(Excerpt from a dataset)
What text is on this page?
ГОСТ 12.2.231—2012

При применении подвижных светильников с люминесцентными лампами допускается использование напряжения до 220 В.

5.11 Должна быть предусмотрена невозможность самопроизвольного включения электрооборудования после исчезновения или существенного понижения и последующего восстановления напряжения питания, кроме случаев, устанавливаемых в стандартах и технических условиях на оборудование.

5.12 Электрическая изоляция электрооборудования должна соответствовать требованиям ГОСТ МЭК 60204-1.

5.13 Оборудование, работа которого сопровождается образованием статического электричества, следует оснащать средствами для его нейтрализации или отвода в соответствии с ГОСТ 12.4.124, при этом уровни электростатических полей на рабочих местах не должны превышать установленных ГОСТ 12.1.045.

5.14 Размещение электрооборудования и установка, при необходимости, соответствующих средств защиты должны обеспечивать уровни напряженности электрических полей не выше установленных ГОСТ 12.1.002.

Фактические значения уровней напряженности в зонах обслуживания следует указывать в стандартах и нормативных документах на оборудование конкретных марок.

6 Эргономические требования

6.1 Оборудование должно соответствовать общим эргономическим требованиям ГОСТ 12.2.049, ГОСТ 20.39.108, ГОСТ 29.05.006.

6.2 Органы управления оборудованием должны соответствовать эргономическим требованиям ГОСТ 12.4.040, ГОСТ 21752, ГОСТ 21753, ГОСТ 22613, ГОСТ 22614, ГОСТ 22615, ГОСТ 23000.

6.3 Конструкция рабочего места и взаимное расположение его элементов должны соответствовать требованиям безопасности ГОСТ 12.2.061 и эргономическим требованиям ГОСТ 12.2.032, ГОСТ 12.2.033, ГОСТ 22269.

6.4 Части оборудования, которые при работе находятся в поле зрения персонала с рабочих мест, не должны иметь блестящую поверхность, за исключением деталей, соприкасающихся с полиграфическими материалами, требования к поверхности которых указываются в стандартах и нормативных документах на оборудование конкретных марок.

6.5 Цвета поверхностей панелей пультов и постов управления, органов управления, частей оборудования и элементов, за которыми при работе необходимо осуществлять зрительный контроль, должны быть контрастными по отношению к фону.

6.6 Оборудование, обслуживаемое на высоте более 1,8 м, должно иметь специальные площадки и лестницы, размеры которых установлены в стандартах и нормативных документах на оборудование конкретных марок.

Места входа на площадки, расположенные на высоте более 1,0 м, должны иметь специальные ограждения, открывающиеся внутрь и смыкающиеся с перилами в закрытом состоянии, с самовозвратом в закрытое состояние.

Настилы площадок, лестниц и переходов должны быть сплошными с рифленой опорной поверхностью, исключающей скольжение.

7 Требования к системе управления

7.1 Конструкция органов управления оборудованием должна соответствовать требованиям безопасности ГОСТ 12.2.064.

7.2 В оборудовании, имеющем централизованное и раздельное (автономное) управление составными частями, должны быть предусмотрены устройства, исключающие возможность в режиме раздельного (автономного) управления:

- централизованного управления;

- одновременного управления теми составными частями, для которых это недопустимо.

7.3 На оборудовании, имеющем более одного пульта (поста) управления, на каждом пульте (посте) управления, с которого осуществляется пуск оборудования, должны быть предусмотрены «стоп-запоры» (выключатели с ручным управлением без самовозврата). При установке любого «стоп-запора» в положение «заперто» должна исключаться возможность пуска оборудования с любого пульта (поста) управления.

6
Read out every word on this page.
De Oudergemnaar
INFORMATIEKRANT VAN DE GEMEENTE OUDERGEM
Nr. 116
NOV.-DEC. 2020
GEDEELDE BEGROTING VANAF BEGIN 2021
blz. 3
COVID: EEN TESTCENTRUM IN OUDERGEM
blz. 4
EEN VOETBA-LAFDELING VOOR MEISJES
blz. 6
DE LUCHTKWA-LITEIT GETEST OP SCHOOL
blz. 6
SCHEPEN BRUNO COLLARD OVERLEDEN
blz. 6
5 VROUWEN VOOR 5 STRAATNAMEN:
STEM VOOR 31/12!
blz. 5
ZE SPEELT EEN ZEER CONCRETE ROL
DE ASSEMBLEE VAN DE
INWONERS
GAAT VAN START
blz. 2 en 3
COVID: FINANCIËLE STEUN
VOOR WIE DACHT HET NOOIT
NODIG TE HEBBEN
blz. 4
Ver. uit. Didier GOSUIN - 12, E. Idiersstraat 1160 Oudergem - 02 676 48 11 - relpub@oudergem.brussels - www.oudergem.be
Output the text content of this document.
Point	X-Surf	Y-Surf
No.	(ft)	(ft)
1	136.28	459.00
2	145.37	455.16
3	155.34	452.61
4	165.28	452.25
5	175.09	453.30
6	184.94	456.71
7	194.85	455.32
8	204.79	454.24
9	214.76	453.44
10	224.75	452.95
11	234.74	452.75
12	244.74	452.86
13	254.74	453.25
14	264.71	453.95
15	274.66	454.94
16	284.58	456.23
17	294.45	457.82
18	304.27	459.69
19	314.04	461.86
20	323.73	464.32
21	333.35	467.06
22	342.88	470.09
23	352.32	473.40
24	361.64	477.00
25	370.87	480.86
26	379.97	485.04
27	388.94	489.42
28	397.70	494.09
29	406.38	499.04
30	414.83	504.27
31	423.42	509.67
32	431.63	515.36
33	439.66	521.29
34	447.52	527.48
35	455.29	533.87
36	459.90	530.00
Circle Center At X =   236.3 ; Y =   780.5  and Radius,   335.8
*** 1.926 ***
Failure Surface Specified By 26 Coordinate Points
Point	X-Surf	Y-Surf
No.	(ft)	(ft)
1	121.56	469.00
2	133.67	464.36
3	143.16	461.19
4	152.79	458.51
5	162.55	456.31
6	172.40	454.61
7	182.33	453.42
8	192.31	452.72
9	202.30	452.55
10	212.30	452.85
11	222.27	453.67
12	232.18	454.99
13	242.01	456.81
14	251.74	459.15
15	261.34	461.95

§ **PROBLEM**: Retype each record exactly, leaving nothing out.

§ **THE OUTPUT**:
What text is on this page?
ГОСТ 12.2.231—2012

При применении подвижных светильников с люминесцентными лампами допускается использование напряжения до 220 В.

5.11 Должна быть предусмотрена невозможность самопроизвольного включения электрооборудования после исчезновения или существенного понижения и последующего восстановления напряжения питания, кроме случаев, устанавливаемых в стандартах и технических условиях на оборудование.

5.12 Электрическая изоляция электрооборудования должна соответствовать требованиям ГОСТ МЭК 60204-1.

5.13 Оборудование, работа которого сопровождается образованием статического электричества, следует оснащать средствами для его нейтрализации или отвода в соответствии с ГОСТ 12.4.124, при этом уровни электростатических полей на рабочих местах не должны превышать установленных ГОСТ 12.1.045.

5.14 Размещение электрооборудования и установка, при необходимости, соответствующих средств защиты должны обеспечивать уровни напряженности электрических полей не выше установленных ГОСТ 12.1.002.

Фактические значения уровней напряженности в зонах обслуживания следует указывать в стандартах и нормативных документах на оборудование конкретных марок.

6 Эргономические требования

6.1 Оборудование должно соответствовать общим эргономическим требованиям ГОСТ 12.2.049, ГОСТ 20.39.108, ГОСТ 29.05.006.

6.2 Органы управления оборудованием должны соответствовать эргономическим требованиям ГОСТ 12.4.040, ГОСТ 21752, ГОСТ 21753, ГОСТ 22613, ГОСТ 22614, ГОСТ 22615, ГОСТ 23000.

6.3 Конструкция рабочего места и взаимное расположение его элементов должны соответствовать требованиям безопасности ГОСТ 12.2.061 и эргономическим требованиям ГОСТ 12.2.032, ГОСТ 12.2.033, ГОСТ 22269.

6.4 Части оборудования, которые при работе находятся в поле зрения персонала с рабочих мест, не должны иметь блестящую поверхность, за исключением деталей, соприкасающихся с полиграфическими материалами, требования к поверхности которых указываются в стандартах и нормативных документах на оборудование конкретных марок.

6.5 Цвета поверхностей панелей пультов и постов управления, органов управления, частей оборудования и элементов, за которыми при работе необходимо осуществлять зрительный контроль, должны быть контрастными по отношению к фону.

6.6 Оборудование, обслуживаемое на высоте более 1,8 м, должно иметь специальные площадки и лестницы, размеры которых установлены в стандартах и нормативных документах на оборудование конкретных марок.

Места входа на площадки, расположенные на высоте более 1,0 м, должны иметь специальные ограждения, открывающиеся внутрь и смыкающиеся с перилами в закрытом состоянии, с самовозвратом в закрытое состояние.

Настилы площадок, лестниц и переходов должны быть сплошными с рифленой опорной поверхностью, исключающей скольжение.

7 Требования к системе управления

7.1 Конструкция органов управления оборудованием должна соответствовать требованиям безопасности ГОСТ 12.2.064.

7.2 В оборудовании, имеющем централизованное и раздельное (автономное) управление составными частями, должны быть предусмотрены устройства, исключающие возможность в режиме раздельного (автономного) управления:

- централизованного управления;

- одновременного управления теми составными частями, для которых это недопустимо.

7.3 На оборудовании, имеющем более одного пульта (поста) управления, на каждом пульте (посте) управления, с которого осуществляется пуск оборудования, должны быть предусмотрены «стоп-запоры» (выключатели с ручным управлением без самовозврата). При установке любого «стоп-запора» в положение «заперто» должна исключаться возможность пуска оборудования с любого пульта (поста) управления.

6
Read out every word on this page.
De Oudergemnaar
INFORMATIEKRANT VAN DE GEMEENTE OUDERGEM
Nr. 116
NOV.-DEC. 2020
GEDEELDE BEGROTING VANAF BEGIN 2021
blz. 3
COVID: EEN TESTCENTRUM IN OUDERGEM
blz. 4
EEN VOETBA-LAFDELING VOOR MEISJES
blz. 6
DE LUCHTKWA-LITEIT GETEST OP SCHOOL
blz. 6
SCHEPEN BRUNO COLLARD OVERLEDEN
blz. 6
5 VROUWEN VOOR 5 STRAATNAMEN:
STEM VOOR 31/12!
blz. 5
ZE SPEELT EEN ZEER CONCRETE ROL
DE ASSEMBLEE VAN DE
INWONERS
GAAT VAN START
blz. 2 en 3
COVID: FINANCIËLE STEUN
VOOR WIE DACHT HET NOOIT
NODIG TE HEBBEN
blz. 4
Ver. uit. Didier GOSUIN - 12, E. Idiersstraat 1160 Oudergem - 02 676 48 11 - relpub@oudergem.brussels - www.oudergem.be
Output the text content of this document.
Point	X-Surf	Y-Surf
No.	(ft)	(ft)
1	136.28	459.00
2	145.37	455.16
3	155.34	452.61
4	165.28	452.25
5	175.09	453.30
6	184.94	456.71
7	194.85	455.32
8	204.79	454.24
9	214.76	453.44
10	224.75	452.95
11	234.74	452.75
12	244.74	452.86
13	254.74	453.25
14	264.71	453.95
15	274.66	454.94
16	284.58	456.23
17	294.45	457.82
18	304.27	459.69
19	314.04	461.86
20	323.73	464.32
21	333.35	467.06
22	342.88	470.09
23	352.32	473.40
24	361.64	477.00
25	370.87	480.86
26	379.97	485.04
27	388.94	489.42
28	397.70	494.09
29	406.38	499.04
30	414.83	504.27
31	423.42	509.67
32	431.63	515.36
33	439.66	521.29
34	447.52	527.48
35	455.29	533.87
36	459.90	530.00
Circle Center At X =   236.3 ; Y =   780.5  and Radius,   335.8
*** 1.926 ***
Failure Surface Specified By 26 Coordinate Points
Point	X-Surf	Y-Surf
No.	(ft)	(ft)
1	121.56	469.00
2	133.67	464.36
3	143.16	461.19
4	152.79	458.51
5	162.55	456.31
6	172.40	454.61
7	182.33	453.42
8	192.31	452.72
9	202.30	452.55
10	212.30	452.85
11	222.27	453.67
12	232.18	454.99
13	242.01	456.81
14	251.74	459.15
15	261.34	461.95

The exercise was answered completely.